Exercise requirements
Filter the lines below, copying only those with the string "clipboard".

----- Provided material -----

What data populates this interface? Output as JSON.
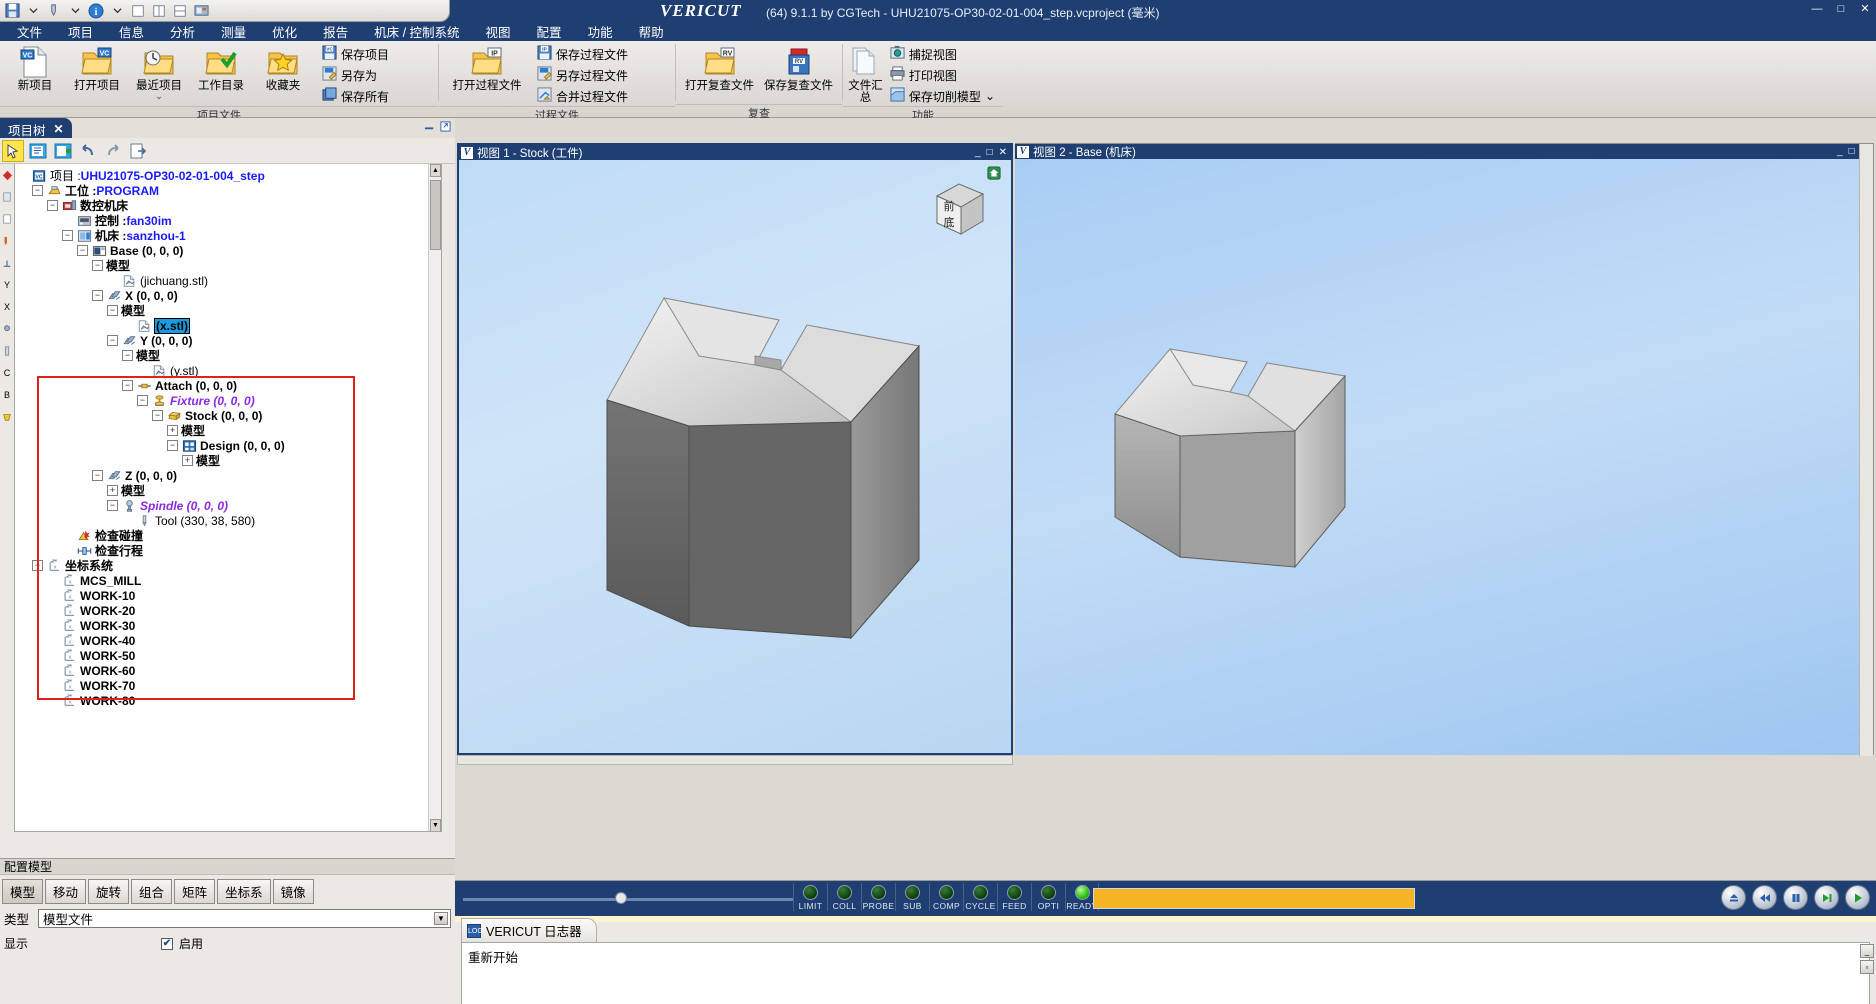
{
  "titlebar": {
    "brand": "VERICUT",
    "title": "(64) 9.1.1 by CGTech - UHU21075-OP30-02-01-004_step.vcproject (毫米)",
    "minimize": "—",
    "maximize": "□",
    "close": "✕"
  },
  "menubar": {
    "items": [
      {
        "label": "文件"
      },
      {
        "label": "项目"
      },
      {
        "label": "信息"
      },
      {
        "label": "分析"
      },
      {
        "label": "测量"
      },
      {
        "label": "优化"
      },
      {
        "label": "报告"
      },
      {
        "label": "机床 / 控制系统"
      },
      {
        "label": "视图"
      },
      {
        "label": "配置"
      },
      {
        "label": "功能"
      },
      {
        "label": "帮助"
      }
    ]
  },
  "ribbon": {
    "groups": [
      {
        "label": "项目文件",
        "big": [
          {
            "label": "新项目",
            "icon": "new-project-icon",
            "caret": false
          },
          {
            "label": "打开项目",
            "icon": "open-project-icon",
            "caret": false
          },
          {
            "label": "最近项目",
            "icon": "recent-project-icon",
            "caret": true
          },
          {
            "label": "工作目录",
            "icon": "work-directory-icon",
            "caret": false
          },
          {
            "label": "收藏夹",
            "icon": "favorites-icon",
            "caret": false
          }
        ],
        "small": [
          {
            "label": "保存项目",
            "icon": "save-project-icon"
          },
          {
            "label": "另存为",
            "icon": "save-as-icon"
          },
          {
            "label": "保存所有",
            "icon": "save-all-icon"
          }
        ]
      },
      {
        "label": "过程文件",
        "big": [
          {
            "label": "打开过程文件",
            "icon": "open-process-file-icon",
            "caret": false
          }
        ],
        "small": [
          {
            "label": "保存过程文件",
            "icon": "save-process-file-icon"
          },
          {
            "label": "另存过程文件",
            "icon": "save-as-process-file-icon"
          },
          {
            "label": "合并过程文件",
            "icon": "merge-process-file-icon"
          }
        ]
      },
      {
        "label": "复查",
        "big": [
          {
            "label": "打开复查文件",
            "icon": "open-review-file-icon",
            "caret": false
          },
          {
            "label": "保存复查文件",
            "icon": "save-review-file-icon",
            "caret": false
          }
        ],
        "small": []
      },
      {
        "label": "功能",
        "big": [
          {
            "label": "文件汇总",
            "icon": "file-summary-icon",
            "caret": false
          }
        ],
        "small": [
          {
            "label": "捕捉视图",
            "icon": "capture-view-icon"
          },
          {
            "label": "打印视图",
            "icon": "print-view-icon"
          },
          {
            "label": "保存切削模型",
            "icon": "save-cut-model-icon",
            "caret": true
          }
        ]
      }
    ]
  },
  "leftdock": {
    "tab_label": "项目树",
    "tab_close": "✕",
    "toolbar": [
      {
        "name": "pointer-tool-icon"
      },
      {
        "name": "edit-document-icon"
      },
      {
        "name": "add-document-icon"
      },
      {
        "name": "undo-icon"
      },
      {
        "name": "redo-icon"
      },
      {
        "name": "export-icon"
      }
    ],
    "tree": [
      {
        "indent": 0,
        "toggle": "",
        "icon": "project-icon",
        "label": "项目 : ",
        "value": "UHU21075-OP30-02-01-004_step",
        "style": "plain"
      },
      {
        "indent": 1,
        "toggle": "-",
        "icon": "setup-icon",
        "label": "工位 : ",
        "value": "PROGRAM",
        "style": "bold"
      },
      {
        "indent": 2,
        "toggle": "-",
        "icon": "machine-icon",
        "label": "数控机床",
        "value": "",
        "style": "bold"
      },
      {
        "indent": 3,
        "toggle": "",
        "icon": "control-icon",
        "label": "控制 : ",
        "value": "fan30im",
        "style": "bold"
      },
      {
        "indent": 3,
        "toggle": "-",
        "icon": "tool-machine-icon",
        "label": "机床 : ",
        "value": "sanzhou-1",
        "style": "bold"
      },
      {
        "indent": 4,
        "toggle": "-",
        "icon": "base-icon",
        "label": "Base (0, 0, 0)",
        "value": "",
        "style": "bold"
      },
      {
        "indent": 5,
        "toggle": "-",
        "icon": "",
        "label": "模型",
        "value": "",
        "style": "bold"
      },
      {
        "indent": 6,
        "toggle": "",
        "icon": "stl-file-icon",
        "label": "(jichuang.stl)",
        "value": "",
        "style": "plain"
      },
      {
        "indent": 5,
        "toggle": "-",
        "icon": "axis-icon",
        "label": "X (0, 0, 0)",
        "value": "",
        "style": "bold"
      },
      {
        "indent": 6,
        "toggle": "-",
        "icon": "",
        "label": "模型",
        "value": "",
        "style": "bold"
      },
      {
        "indent": 7,
        "toggle": "",
        "icon": "stl-file-icon",
        "label": "(x.stl)",
        "value": "",
        "style": "selected"
      },
      {
        "indent": 6,
        "toggle": "-",
        "icon": "axis-icon",
        "label": "Y (0, 0, 0)",
        "value": "",
        "style": "bold"
      },
      {
        "indent": 7,
        "toggle": "-",
        "icon": "",
        "label": "模型",
        "value": "",
        "style": "bold"
      },
      {
        "indent": 8,
        "toggle": "",
        "icon": "stl-file-icon",
        "label": "(y.stl)",
        "value": "",
        "style": "plain"
      },
      {
        "indent": 7,
        "toggle": "-",
        "icon": "attach-icon",
        "label": "Attach (0, 0, 0)",
        "value": "",
        "style": "bold"
      },
      {
        "indent": 8,
        "toggle": "-",
        "icon": "fixture-icon",
        "label": "Fixture (0, 0, 0)",
        "value": "",
        "style": "purple"
      },
      {
        "indent": 9,
        "toggle": "-",
        "icon": "stock-icon",
        "label": "Stock (0, 0, 0)",
        "value": "",
        "style": "bold"
      },
      {
        "indent": 10,
        "toggle": "+",
        "icon": "",
        "label": "模型",
        "value": "",
        "style": "bold"
      },
      {
        "indent": 10,
        "toggle": "-",
        "icon": "design-icon",
        "label": "Design (0, 0, 0)",
        "value": "",
        "style": "bold"
      },
      {
        "indent": 11,
        "toggle": "+",
        "icon": "",
        "label": "模型",
        "value": "",
        "style": "bold"
      },
      {
        "indent": 5,
        "toggle": "-",
        "icon": "axis-icon",
        "label": "Z (0, 0, 0)",
        "value": "",
        "style": "bold"
      },
      {
        "indent": 6,
        "toggle": "+",
        "icon": "",
        "label": "模型",
        "value": "",
        "style": "bold"
      },
      {
        "indent": 6,
        "toggle": "-",
        "icon": "spindle-icon",
        "label": "Spindle (0, 0, 0)",
        "value": "",
        "style": "purple"
      },
      {
        "indent": 7,
        "toggle": "",
        "icon": "tool-icon",
        "label": "Tool (330, 38, 580)",
        "value": "",
        "style": "plain"
      },
      {
        "indent": 3,
        "toggle": "",
        "icon": "collision-icon",
        "label": "检查碰撞",
        "value": "",
        "style": "bold"
      },
      {
        "indent": 3,
        "toggle": "",
        "icon": "travel-icon",
        "label": "检查行程",
        "value": "",
        "style": "bold"
      },
      {
        "indent": 1,
        "toggle": "-",
        "icon": "csys-icon",
        "label": "坐标系统",
        "value": "",
        "style": "bold"
      },
      {
        "indent": 2,
        "toggle": "",
        "icon": "csys-icon",
        "label": "MCS_MILL",
        "value": "",
        "style": "bold"
      },
      {
        "indent": 2,
        "toggle": "",
        "icon": "csys-icon",
        "label": "WORK-10",
        "value": "",
        "style": "bold"
      },
      {
        "indent": 2,
        "toggle": "",
        "icon": "csys-icon",
        "label": "WORK-20",
        "value": "",
        "style": "bold"
      },
      {
        "indent": 2,
        "toggle": "",
        "icon": "csys-icon",
        "label": "WORK-30",
        "value": "",
        "style": "bold"
      },
      {
        "indent": 2,
        "toggle": "",
        "icon": "csys-icon",
        "label": "WORK-40",
        "value": "",
        "style": "bold"
      },
      {
        "indent": 2,
        "toggle": "",
        "icon": "csys-icon",
        "label": "WORK-50",
        "value": "",
        "style": "bold"
      },
      {
        "indent": 2,
        "toggle": "",
        "icon": "csys-icon",
        "label": "WORK-60",
        "value": "",
        "style": "bold"
      },
      {
        "indent": 2,
        "toggle": "",
        "icon": "csys-icon",
        "label": "WORK-70",
        "value": "",
        "style": "bold"
      },
      {
        "indent": 2,
        "toggle": "",
        "icon": "csys-icon",
        "label": "WORK-80",
        "value": "",
        "style": "bold"
      }
    ]
  },
  "config_panel": {
    "title": "配置模型",
    "tabs": [
      {
        "label": "模型",
        "active": true
      },
      {
        "label": "移动",
        "active": false
      },
      {
        "label": "旋转",
        "active": false
      },
      {
        "label": "组合",
        "active": false
      },
      {
        "label": "矩阵",
        "active": false
      },
      {
        "label": "坐标系",
        "active": false
      },
      {
        "label": "镜像",
        "active": false
      }
    ],
    "type_label": "类型",
    "type_value": "模型文件",
    "display_label": "显示",
    "enable_label": "启用",
    "enable_checked": "✔"
  },
  "views": [
    {
      "name": "view-1",
      "logo": "V",
      "title": "视图 1 - Stock (工件)",
      "controls": {
        "minimize": "_",
        "maximize": "□",
        "close": "✕"
      },
      "viewcube": {
        "front": "前",
        "bottom": "底"
      },
      "home_icon": "home-icon"
    },
    {
      "name": "view-2",
      "logo": "V",
      "title": "视图 2 - Base (机床)",
      "controls": {
        "minimize": "_",
        "maximize": "□",
        "close": "✕"
      },
      "viewcube": null,
      "home_icon": null
    }
  ],
  "statusbar": {
    "leds": [
      {
        "label": "LIMIT",
        "on": false
      },
      {
        "label": "COLL",
        "on": false
      },
      {
        "label": "PROBE",
        "on": false
      },
      {
        "label": "SUB",
        "on": false
      },
      {
        "label": "COMP",
        "on": false
      },
      {
        "label": "CYCLE",
        "on": false
      },
      {
        "label": "FEED",
        "on": false
      },
      {
        "label": "OPTI",
        "on": false
      },
      {
        "label": "READY",
        "on": true
      }
    ],
    "progress_bar_color": "#f5b423",
    "buttons": [
      {
        "name": "reset-button",
        "glyph": "⏏"
      },
      {
        "name": "rewind-button",
        "glyph": "⏪"
      },
      {
        "name": "pause-button",
        "glyph": "⏸"
      },
      {
        "name": "step-button",
        "glyph": "⏭"
      },
      {
        "name": "play-button",
        "glyph": "▶"
      }
    ]
  },
  "logpanel": {
    "tab_label": "VERICUT 日志器",
    "tab_icon": "LOG",
    "message": "重新开始"
  },
  "colors": {
    "titlebar": "#1f3f73",
    "accent_selected": "#1a9ae0",
    "redbox": "#e32119",
    "led_on": "#29c20a",
    "progress": "#f5b423",
    "tree_link": "#1a1aff",
    "tree_purple": "#8a2be2"
  }
}
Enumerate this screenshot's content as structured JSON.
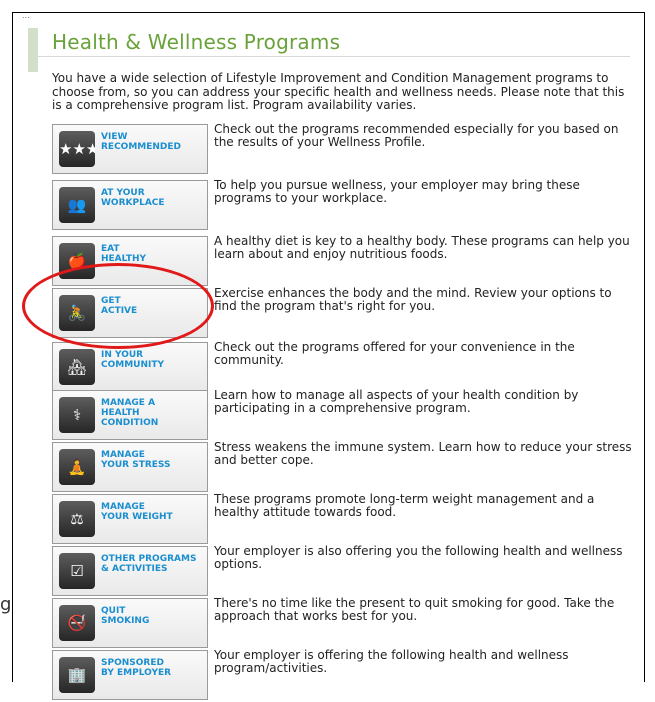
{
  "page": {
    "breadcrumb_text": "...",
    "title": "Health & Wellness Programs",
    "intro": "You have a wide selection of Lifestyle Improvement and Condition Management programs to choose from, so you can address your specific health and wellness needs. Please note that this is a comprehensive program list. Program availability varies.",
    "stray_letter": "g"
  },
  "programs": [
    {
      "label": "VIEW\nRECOMMENDED",
      "icon": "three-stars-icon",
      "glyph": "★★★",
      "desc": "Check out the programs recommended especially for you based on the results of your Wellness Profile."
    },
    {
      "label": "AT YOUR\nWORKPLACE",
      "icon": "people-group-icon",
      "glyph": "👥",
      "desc": "To help you pursue wellness, your employer may bring these programs to your workplace."
    },
    {
      "label": "EAT\nHEALTHY",
      "icon": "apple-icon",
      "glyph": "🍎",
      "desc": "A healthy diet is key to a healthy body. These programs can help you learn about and enjoy nutritious foods."
    },
    {
      "label": "GET\nACTIVE",
      "icon": "cyclist-icon",
      "glyph": "🚴",
      "desc": "Exercise enhances the body and the mind. Review your options to find the program that's right for you."
    },
    {
      "label": "IN YOUR\nCOMMUNITY",
      "icon": "houses-icon",
      "glyph": "🏘",
      "desc": "Check out the programs offered for your convenience in the community."
    },
    {
      "label": "MANAGE A\nHEALTH\nCONDITION",
      "icon": "doctor-icon",
      "glyph": "⚕",
      "desc": "Learn how to manage all aspects of your health condition by participating in a comprehensive program."
    },
    {
      "label": "MANAGE\nYOUR STRESS",
      "icon": "meditation-icon",
      "glyph": "🧘",
      "desc": "Stress weakens the immune system. Learn how to reduce your stress and better cope."
    },
    {
      "label": "MANAGE\nYOUR WEIGHT",
      "icon": "scale-icon",
      "glyph": "⚖",
      "desc": "These programs promote long-term weight management and a healthy attitude towards food."
    },
    {
      "label": "OTHER PROGRAMS\n& ACTIVITIES",
      "icon": "checklist-icon",
      "glyph": "☑",
      "desc": "Your employer is also offering you the following health and wellness options."
    },
    {
      "label": "QUIT\nSMOKING",
      "icon": "no-smoking-icon",
      "glyph": "🚭",
      "desc": "There's no time like the present to quit smoking for good. Take the approach that works best for you."
    },
    {
      "label": "SPONSORED\nBY EMPLOYER",
      "icon": "building-icon",
      "glyph": "🏢",
      "desc": "Your employer is offering the following health and wellness program/activities."
    }
  ],
  "colors": {
    "title_green": "#6aa23a",
    "label_blue": "#1b8ecf",
    "annotation_red": "#e01919"
  }
}
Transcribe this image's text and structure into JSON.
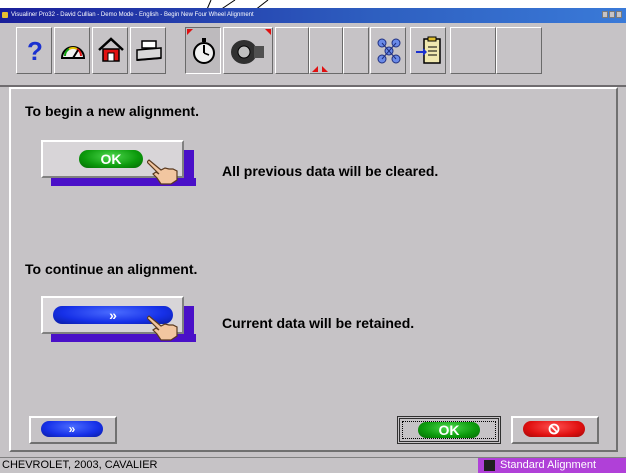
{
  "window": {
    "title": "Visualiner Pro32 - David Cullian - Demo Mode - English - Begin New Four Wheel Alignment"
  },
  "toolbar": {
    "buttons": [
      {
        "name": "help",
        "icon": "question-mark-icon"
      },
      {
        "name": "gauge",
        "icon": "speedometer-icon"
      },
      {
        "name": "home",
        "icon": "home-icon"
      },
      {
        "name": "print",
        "icon": "printer-icon"
      },
      {
        "name": "timer",
        "icon": "stopwatch-icon"
      },
      {
        "name": "wheel",
        "icon": "tire-icon"
      },
      {
        "name": "indicator",
        "icon": "red-arrows-icon"
      },
      {
        "name": "network",
        "icon": "molecule-icon"
      },
      {
        "name": "clipboard",
        "icon": "clipboard-arrow-icon"
      }
    ]
  },
  "main": {
    "new_heading": "To begin a new alignment.",
    "new_button_label": "OK",
    "new_note": "All previous data will be cleared.",
    "continue_heading": "To continue an alignment.",
    "continue_button_label": "»",
    "continue_note": "Current data will be retained."
  },
  "footer": {
    "next_label": "»",
    "ok_label": "OK",
    "cancel_icon": "cancel-icon"
  },
  "statusbar": {
    "vehicle": "CHEVROLET, 2003, CAVALIER",
    "mode": "Standard Alignment"
  },
  "colors": {
    "accent_green": "#0c9a0c",
    "accent_blue": "#1630e8",
    "accent_red": "#e01010",
    "shadow_purple": "#4a10c8",
    "mode_bg": "#b040d8"
  }
}
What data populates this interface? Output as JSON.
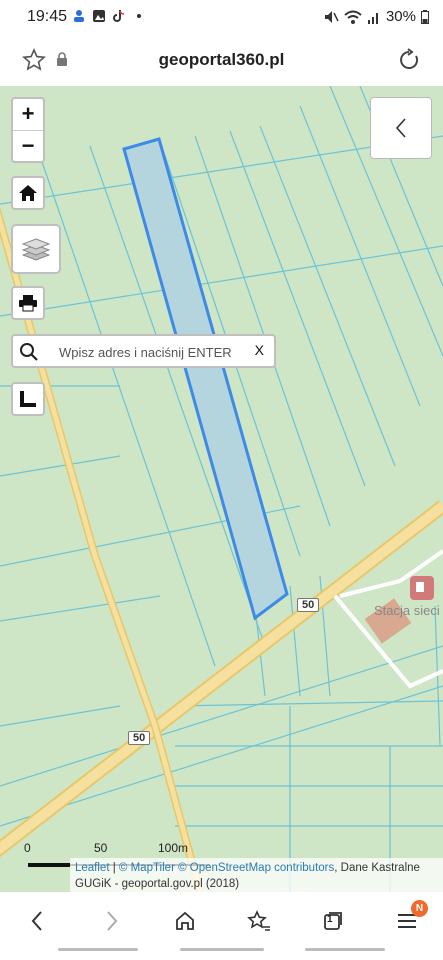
{
  "status_bar": {
    "time": "19:45",
    "battery": "30%"
  },
  "browser": {
    "url": "geoportal360.pl"
  },
  "map": {
    "zoom_in_label": "+",
    "zoom_out_label": "−",
    "search": {
      "placeholder": "Wpisz adres i naciśnij ENTER",
      "clear_label": "X"
    },
    "road_labels": [
      "50",
      "50"
    ],
    "place_label": "Stacja sieci",
    "scale": {
      "label_0": "0",
      "label_50": "50",
      "label_100": "100m"
    },
    "attribution": {
      "leaflet": "Leaflet",
      "sep1": " | ",
      "maptiler": "© MapTiler",
      "space": " ",
      "osm": "© OpenStreetMap contributors",
      "rest": ", Dane Kastralne GUGiK - geoportal.gov.pl (2018)"
    }
  },
  "bottom_nav": {
    "tabs_count": "1",
    "badge": "N"
  },
  "colors": {
    "map_bg": "#cfe6c6",
    "parcel_line": "#6cc3d6",
    "road": "#f2d98a",
    "selection": "#3d8ae8"
  }
}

-----

Response
        "name": "clipboard",
        "icon": "clipboard-arrow-icon"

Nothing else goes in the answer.